-- START ENTRIES PROVIDED --
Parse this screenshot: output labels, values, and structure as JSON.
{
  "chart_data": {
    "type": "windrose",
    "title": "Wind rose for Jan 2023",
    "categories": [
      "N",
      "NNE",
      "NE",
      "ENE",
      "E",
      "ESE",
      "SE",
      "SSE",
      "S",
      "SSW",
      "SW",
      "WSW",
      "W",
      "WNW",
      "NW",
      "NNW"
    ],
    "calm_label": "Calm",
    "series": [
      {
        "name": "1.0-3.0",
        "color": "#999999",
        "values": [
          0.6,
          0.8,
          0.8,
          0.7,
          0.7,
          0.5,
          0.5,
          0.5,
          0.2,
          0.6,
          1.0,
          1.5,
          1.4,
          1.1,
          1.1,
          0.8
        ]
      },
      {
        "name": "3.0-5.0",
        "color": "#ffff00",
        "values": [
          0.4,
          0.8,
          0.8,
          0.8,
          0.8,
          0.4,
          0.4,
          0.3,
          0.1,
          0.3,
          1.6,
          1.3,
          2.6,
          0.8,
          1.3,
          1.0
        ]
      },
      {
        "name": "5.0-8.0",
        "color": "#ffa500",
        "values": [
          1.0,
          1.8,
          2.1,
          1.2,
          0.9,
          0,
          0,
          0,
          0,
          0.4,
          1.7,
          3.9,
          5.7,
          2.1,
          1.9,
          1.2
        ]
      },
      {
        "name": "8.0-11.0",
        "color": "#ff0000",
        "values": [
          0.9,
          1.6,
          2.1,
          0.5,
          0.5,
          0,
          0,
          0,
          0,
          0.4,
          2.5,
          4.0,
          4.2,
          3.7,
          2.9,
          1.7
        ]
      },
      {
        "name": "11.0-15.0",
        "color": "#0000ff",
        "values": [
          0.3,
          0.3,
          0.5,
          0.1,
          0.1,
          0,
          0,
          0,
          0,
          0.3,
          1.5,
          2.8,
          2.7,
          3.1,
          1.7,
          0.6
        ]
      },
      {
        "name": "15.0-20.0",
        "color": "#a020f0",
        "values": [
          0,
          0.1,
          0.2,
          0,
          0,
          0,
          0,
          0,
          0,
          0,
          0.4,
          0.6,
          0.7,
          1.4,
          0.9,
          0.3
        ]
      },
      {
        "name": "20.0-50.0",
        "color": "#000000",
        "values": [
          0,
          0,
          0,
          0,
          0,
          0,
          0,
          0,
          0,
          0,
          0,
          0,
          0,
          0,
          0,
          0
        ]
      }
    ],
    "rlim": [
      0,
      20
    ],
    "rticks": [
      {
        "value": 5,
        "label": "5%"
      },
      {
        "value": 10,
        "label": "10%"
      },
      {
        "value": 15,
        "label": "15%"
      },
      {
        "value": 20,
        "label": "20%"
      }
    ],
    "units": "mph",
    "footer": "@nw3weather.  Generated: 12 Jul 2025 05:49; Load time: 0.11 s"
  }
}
-- END ENTRIES PROVIDED --
Within the entries above, how many lines contain "color"? Respond with the number only.

7